(Collected data)
▼▼▼
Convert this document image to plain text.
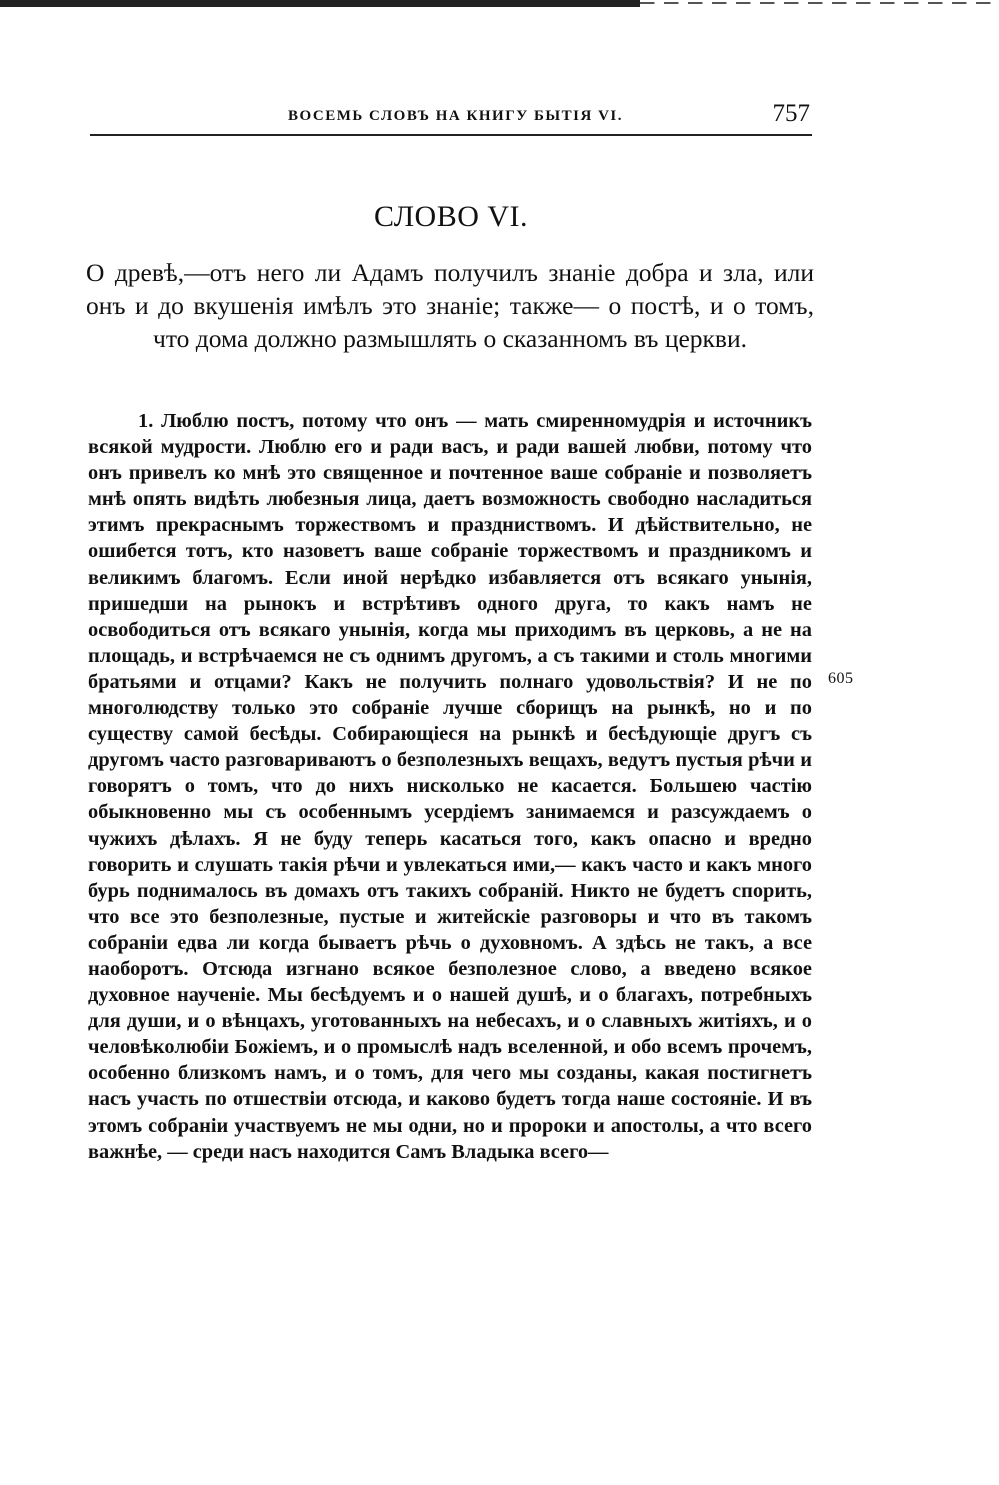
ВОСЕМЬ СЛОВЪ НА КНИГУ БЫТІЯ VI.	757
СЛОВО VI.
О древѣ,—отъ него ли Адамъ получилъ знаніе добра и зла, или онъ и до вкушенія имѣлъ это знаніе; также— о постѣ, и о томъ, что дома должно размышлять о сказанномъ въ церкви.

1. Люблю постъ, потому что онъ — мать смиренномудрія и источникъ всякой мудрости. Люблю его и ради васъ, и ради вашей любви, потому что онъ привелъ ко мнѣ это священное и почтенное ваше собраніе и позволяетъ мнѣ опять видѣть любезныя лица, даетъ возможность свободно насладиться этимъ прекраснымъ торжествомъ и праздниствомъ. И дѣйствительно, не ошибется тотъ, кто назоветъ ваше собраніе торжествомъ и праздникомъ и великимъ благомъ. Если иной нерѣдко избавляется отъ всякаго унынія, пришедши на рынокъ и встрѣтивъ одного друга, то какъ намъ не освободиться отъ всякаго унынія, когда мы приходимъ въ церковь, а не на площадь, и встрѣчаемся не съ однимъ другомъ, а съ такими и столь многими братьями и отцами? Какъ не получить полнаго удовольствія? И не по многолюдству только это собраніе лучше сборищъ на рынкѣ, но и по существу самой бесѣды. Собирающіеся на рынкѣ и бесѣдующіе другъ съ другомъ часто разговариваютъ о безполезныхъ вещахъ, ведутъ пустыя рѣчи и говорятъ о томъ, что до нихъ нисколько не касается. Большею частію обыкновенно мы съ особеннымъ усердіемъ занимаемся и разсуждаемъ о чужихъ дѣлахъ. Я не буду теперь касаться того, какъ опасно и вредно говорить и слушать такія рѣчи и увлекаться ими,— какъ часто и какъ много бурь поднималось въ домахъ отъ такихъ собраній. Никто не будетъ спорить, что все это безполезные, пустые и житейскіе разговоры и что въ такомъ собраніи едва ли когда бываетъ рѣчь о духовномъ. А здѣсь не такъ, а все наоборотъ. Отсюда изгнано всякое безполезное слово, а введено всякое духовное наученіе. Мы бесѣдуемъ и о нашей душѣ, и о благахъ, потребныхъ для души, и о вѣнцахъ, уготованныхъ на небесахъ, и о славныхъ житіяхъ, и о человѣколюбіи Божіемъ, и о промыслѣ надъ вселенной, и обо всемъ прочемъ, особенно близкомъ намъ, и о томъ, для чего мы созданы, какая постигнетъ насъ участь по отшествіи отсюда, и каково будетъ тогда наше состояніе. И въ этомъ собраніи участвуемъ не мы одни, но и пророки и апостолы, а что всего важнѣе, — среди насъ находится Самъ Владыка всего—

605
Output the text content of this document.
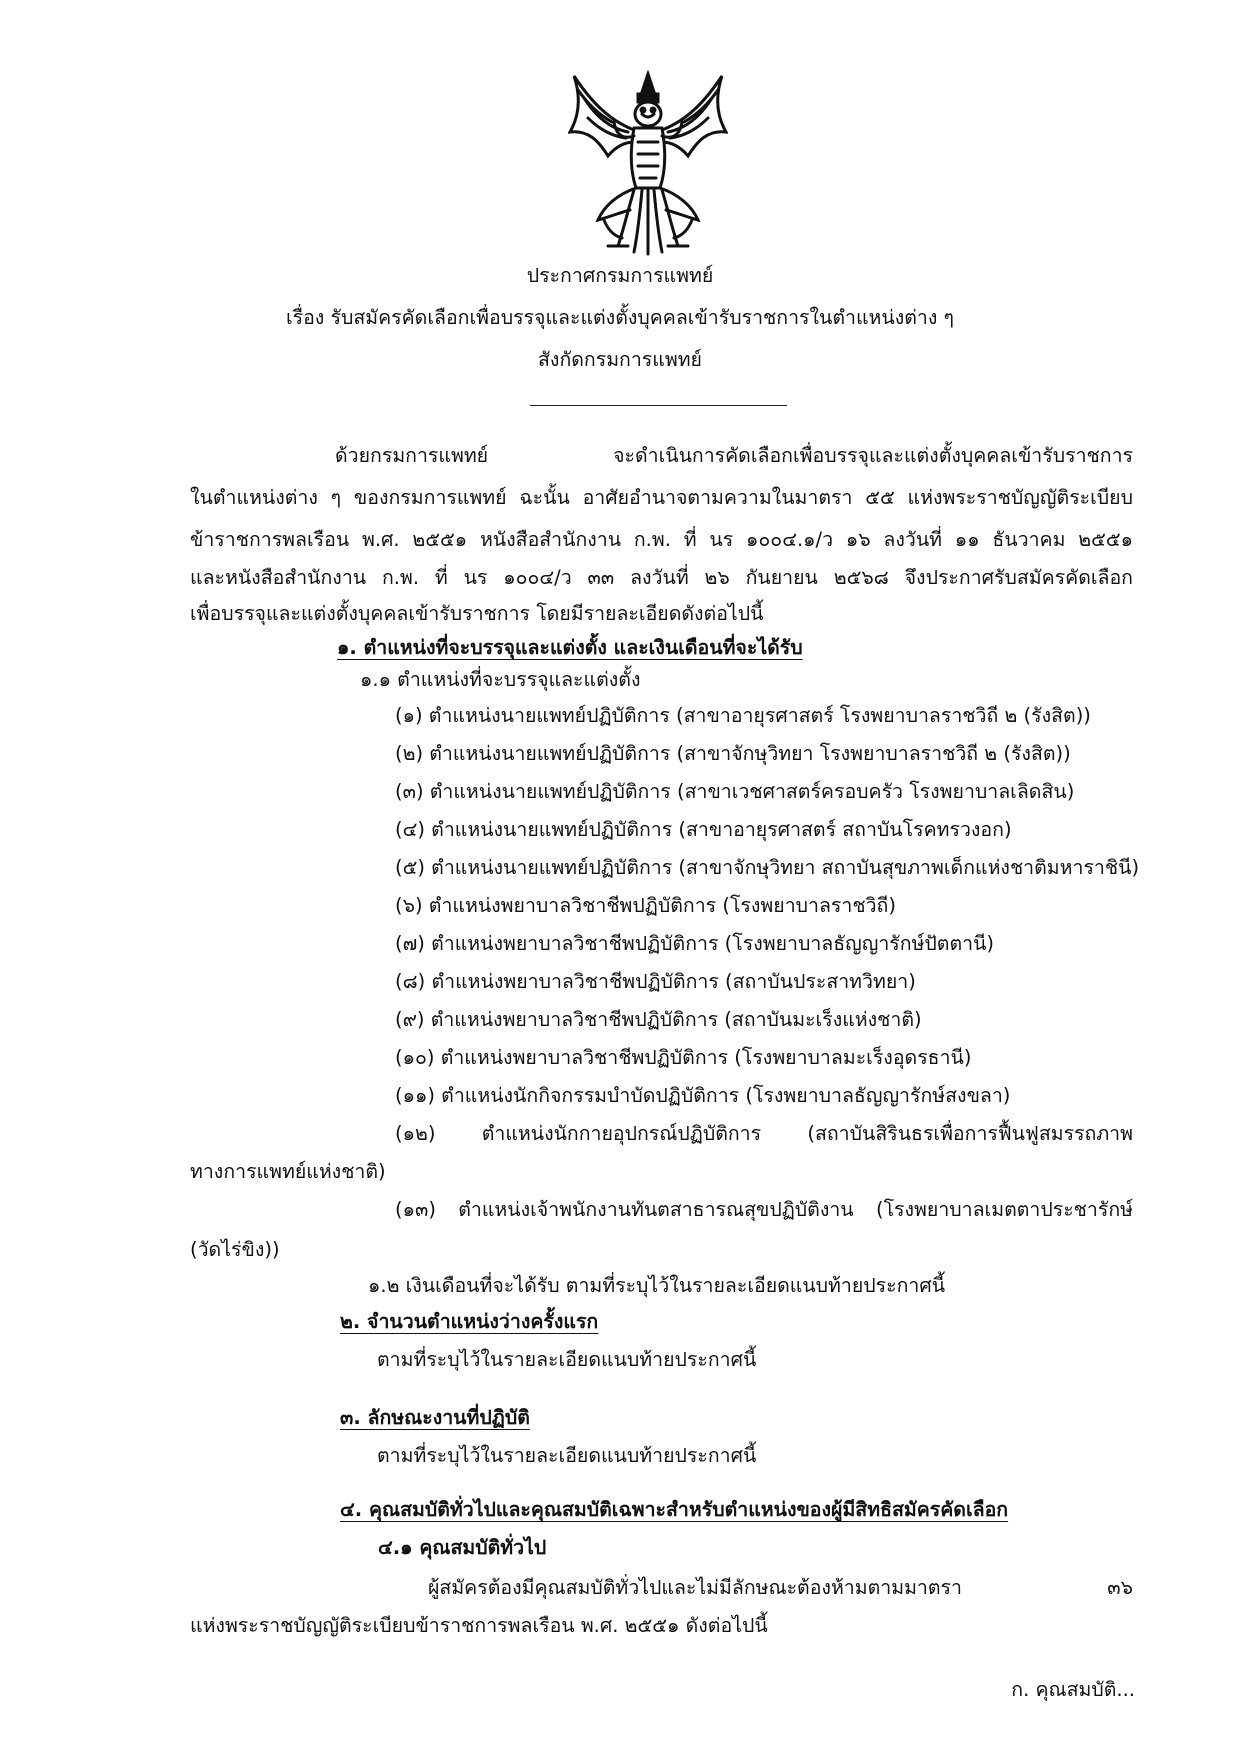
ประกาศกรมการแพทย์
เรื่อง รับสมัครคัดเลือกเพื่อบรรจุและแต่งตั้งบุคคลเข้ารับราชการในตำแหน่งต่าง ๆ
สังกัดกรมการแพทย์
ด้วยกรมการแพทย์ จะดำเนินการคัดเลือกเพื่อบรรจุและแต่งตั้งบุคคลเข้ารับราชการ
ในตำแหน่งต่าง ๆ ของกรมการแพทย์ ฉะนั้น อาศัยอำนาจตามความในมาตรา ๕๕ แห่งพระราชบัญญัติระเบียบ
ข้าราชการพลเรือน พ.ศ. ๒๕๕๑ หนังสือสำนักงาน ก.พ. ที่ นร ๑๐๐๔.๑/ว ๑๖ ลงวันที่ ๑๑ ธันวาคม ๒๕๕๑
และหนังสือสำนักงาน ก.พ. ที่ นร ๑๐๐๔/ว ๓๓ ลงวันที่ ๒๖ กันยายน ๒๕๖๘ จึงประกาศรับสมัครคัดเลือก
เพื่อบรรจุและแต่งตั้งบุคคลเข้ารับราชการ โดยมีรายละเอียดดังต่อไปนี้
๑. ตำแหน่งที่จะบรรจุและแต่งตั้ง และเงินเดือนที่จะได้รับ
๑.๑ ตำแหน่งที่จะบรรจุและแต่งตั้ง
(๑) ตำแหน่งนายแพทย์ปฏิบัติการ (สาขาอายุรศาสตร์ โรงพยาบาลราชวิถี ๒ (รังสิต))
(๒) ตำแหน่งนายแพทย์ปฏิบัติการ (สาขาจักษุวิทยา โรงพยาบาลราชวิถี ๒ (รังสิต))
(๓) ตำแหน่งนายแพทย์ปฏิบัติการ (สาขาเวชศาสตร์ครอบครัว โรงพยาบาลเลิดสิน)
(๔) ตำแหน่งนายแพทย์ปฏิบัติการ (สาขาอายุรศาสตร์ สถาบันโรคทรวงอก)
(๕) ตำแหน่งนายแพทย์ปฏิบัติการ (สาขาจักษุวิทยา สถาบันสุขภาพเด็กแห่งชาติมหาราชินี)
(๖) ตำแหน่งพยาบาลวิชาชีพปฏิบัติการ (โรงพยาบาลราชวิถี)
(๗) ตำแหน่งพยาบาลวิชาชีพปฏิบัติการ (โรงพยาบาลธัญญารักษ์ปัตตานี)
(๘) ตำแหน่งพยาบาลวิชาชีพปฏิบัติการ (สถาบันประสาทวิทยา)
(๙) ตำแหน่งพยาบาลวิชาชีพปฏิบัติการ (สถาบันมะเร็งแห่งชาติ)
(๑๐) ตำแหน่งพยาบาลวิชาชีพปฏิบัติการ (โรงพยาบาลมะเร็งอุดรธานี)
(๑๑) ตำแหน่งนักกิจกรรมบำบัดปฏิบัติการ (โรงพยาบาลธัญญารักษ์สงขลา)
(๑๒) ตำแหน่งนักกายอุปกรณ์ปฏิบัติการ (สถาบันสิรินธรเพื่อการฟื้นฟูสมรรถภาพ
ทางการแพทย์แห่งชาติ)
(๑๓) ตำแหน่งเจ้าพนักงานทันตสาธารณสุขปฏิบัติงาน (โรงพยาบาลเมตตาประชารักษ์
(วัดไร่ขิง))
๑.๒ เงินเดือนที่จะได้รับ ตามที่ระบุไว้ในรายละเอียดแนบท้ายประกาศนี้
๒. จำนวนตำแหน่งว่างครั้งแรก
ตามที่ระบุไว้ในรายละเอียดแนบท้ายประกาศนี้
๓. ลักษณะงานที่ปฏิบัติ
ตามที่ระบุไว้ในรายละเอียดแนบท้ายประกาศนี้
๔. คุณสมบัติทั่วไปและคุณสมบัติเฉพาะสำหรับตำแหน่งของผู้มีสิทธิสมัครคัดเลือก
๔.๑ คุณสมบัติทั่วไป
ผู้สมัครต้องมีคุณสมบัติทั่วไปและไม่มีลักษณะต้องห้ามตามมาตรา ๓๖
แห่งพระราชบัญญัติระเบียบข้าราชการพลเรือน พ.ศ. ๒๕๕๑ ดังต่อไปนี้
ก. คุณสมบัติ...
▲▲▲
Goal:
All of the data above should be transcribed verbatim, with pictures omitted.

Solution to the problem:
Convert this document image to plain text.
ВОСЕМЬ СЛОВЪ НА КНИГУ БЫТІЯ VI.	757
СЛОВО VI.
О древѣ,—отъ него ли Адамъ получилъ знаніе добра и зла, или онъ и до вкушенія имѣлъ это знаніе; также— о постѣ, и о томъ, что дома должно размышлять о сказанномъ въ церкви.

1. Люблю постъ, потому что онъ — мать смиренномудрія и источникъ всякой мудрости. Люблю его и ради васъ, и ради вашей любви, потому что онъ привелъ ко мнѣ это священное и почтенное ваше собраніе и позволяетъ мнѣ опять видѣть любезныя лица, даетъ возможность свободно насладиться этимъ прекраснымъ торжествомъ и праздниствомъ. И дѣйствительно, не ошибется тотъ, кто назоветъ ваше собраніе торжествомъ и праздникомъ и великимъ благомъ. Если иной нерѣдко избавляется отъ всякаго унынія, пришедши на рынокъ и встрѣтивъ одного друга, то какъ намъ не освободиться отъ всякаго унынія, когда мы приходимъ въ церковь, а не на площадь, и встрѣчаемся не съ однимъ другомъ, а съ такими и столь многими братьями и отцами? Какъ не получить полнаго удовольствія? И не по многолюдству только это собраніе лучше сборищъ на рынкѣ, но и по существу самой бесѣды. Собирающіеся на рынкѣ и бесѣдующіе другъ съ другомъ часто разговариваютъ о безполезныхъ вещахъ, ведутъ пустыя рѣчи и говорятъ о томъ, что до нихъ нисколько не касается. Большею частію обыкновенно мы съ особеннымъ усердіемъ занимаемся и разсуждаемъ о чужихъ дѣлахъ. Я не буду теперь касаться того, какъ опасно и вредно говорить и слушать такія рѣчи и увлекаться ими,— какъ часто и какъ много бурь поднималось въ домахъ отъ такихъ собраній. Никто не будетъ спорить, что все это безполезные, пустые и житейскіе разговоры и что въ такомъ собраніи едва ли когда бываетъ рѣчь о духовномъ. А здѣсь не такъ, а все наоборотъ. Отсюда изгнано всякое безполезное слово, а введено всякое духовное наученіе. Мы бесѣдуемъ и о нашей душѣ, и о благахъ, потребныхъ для души, и о вѣнцахъ, уготованныхъ на небесахъ, и о славныхъ житіяхъ, и о человѣколюбіи Божіемъ, и о промыслѣ надъ вселенной, и обо всемъ прочемъ, особенно близкомъ намъ, и о томъ, для чего мы созданы, какая постигнетъ насъ участь по отшествіи отсюда, и каково будетъ тогда наше состояніе. И въ этомъ собраніи участвуемъ не мы одни, но и пророки и апостолы, а что всего важнѣе, — среди насъ находится Самъ Владыка всего—

605
Output the text content of this document.
ประกาศกรมการแพทย์
เรื่อง รับสมัครคัดเลือกเพื่อบรรจุและแต่งตั้งบุคคลเข้ารับราชการในตำแหน่งต่าง ๆ
สังกัดกรมการแพทย์
ด้วยกรมการแพทย์ จะดำเนินการคัดเลือกเพื่อบรรจุและแต่งตั้งบุคคลเข้ารับราชการ
ในตำแหน่งต่าง ๆ ของกรมการแพทย์ ฉะนั้น อาศัยอำนาจตามความในมาตรา ๕๕ แห่งพระราชบัญญัติระเบียบ
ข้าราชการพลเรือน พ.ศ. ๒๕๕๑ หนังสือสำนักงาน ก.พ. ที่ นร ๑๐๐๔.๑/ว ๑๖ ลงวันที่ ๑๑ ธันวาคม ๒๕๕๑
และหนังสือสำนักงาน ก.พ. ที่ นร ๑๐๐๔/ว ๓๓ ลงวันที่ ๒๖ กันยายน ๒๕๖๘ จึงประกาศรับสมัครคัดเลือก
เพื่อบรรจุและแต่งตั้งบุคคลเข้ารับราชการ โดยมีรายละเอียดดังต่อไปนี้
๑. ตำแหน่งที่จะบรรจุและแต่งตั้ง และเงินเดือนที่จะได้รับ
๑.๑ ตำแหน่งที่จะบรรจุและแต่งตั้ง
(๑) ตำแหน่งนายแพทย์ปฏิบัติการ (สาขาอายุรศาสตร์ โรงพยาบาลราชวิถี ๒ (รังสิต))
(๒) ตำแหน่งนายแพทย์ปฏิบัติการ (สาขาจักษุวิทยา โรงพยาบาลราชวิถี ๒ (รังสิต))
(๓) ตำแหน่งนายแพทย์ปฏิบัติการ (สาขาเวชศาสตร์ครอบครัว โรงพยาบาลเลิดสิน)
(๔) ตำแหน่งนายแพทย์ปฏิบัติการ (สาขาอายุรศาสตร์ สถาบันโรคทรวงอก)
(๕) ตำแหน่งนายแพทย์ปฏิบัติการ (สาขาจักษุวิทยา สถาบันสุขภาพเด็กแห่งชาติมหาราชินี)
(๖) ตำแหน่งพยาบาลวิชาชีพปฏิบัติการ (โรงพยาบาลราชวิถี)
(๗) ตำแหน่งพยาบาลวิชาชีพปฏิบัติการ (โรงพยาบาลธัญญารักษ์ปัตตานี)
(๘) ตำแหน่งพยาบาลวิชาชีพปฏิบัติการ (สถาบันประสาทวิทยา)
(๙) ตำแหน่งพยาบาลวิชาชีพปฏิบัติการ (สถาบันมะเร็งแห่งชาติ)
(๑๐) ตำแหน่งพยาบาลวิชาชีพปฏิบัติการ (โรงพยาบาลมะเร็งอุดรธานี)
(๑๑) ตำแหน่งนักกิจกรรมบำบัดปฏิบัติการ (โรงพยาบาลธัญญารักษ์สงขลา)
(๑๒) ตำแหน่งนักกายอุปกรณ์ปฏิบัติการ (สถาบันสิรินธรเพื่อการฟื้นฟูสมรรถภาพ
ทางการแพทย์แห่งชาติ)
(๑๓) ตำแหน่งเจ้าพนักงานทันตสาธารณสุขปฏิบัติงาน (โรงพยาบาลเมตตาประชารักษ์
(วัดไร่ขิง))
๑.๒ เงินเดือนที่จะได้รับ ตามที่ระบุไว้ในรายละเอียดแนบท้ายประกาศนี้
๒. จำนวนตำแหน่งว่างครั้งแรก
ตามที่ระบุไว้ในรายละเอียดแนบท้ายประกาศนี้
๓. ลักษณะงานที่ปฏิบัติ
ตามที่ระบุไว้ในรายละเอียดแนบท้ายประกาศนี้
๔. คุณสมบัติทั่วไปและคุณสมบัติเฉพาะสำหรับตำแหน่งของผู้มีสิทธิสมัครคัดเลือก
๔.๑ คุณสมบัติทั่วไป
ผู้สมัครต้องมีคุณสมบัติทั่วไปและไม่มีลักษณะต้องห้ามตามมาตรา ๓๖
แห่งพระราชบัญญัติระเบียบข้าราชการพลเรือน พ.ศ. ๒๕๕๑ ดังต่อไปนี้
ก. คุณสมบัติ...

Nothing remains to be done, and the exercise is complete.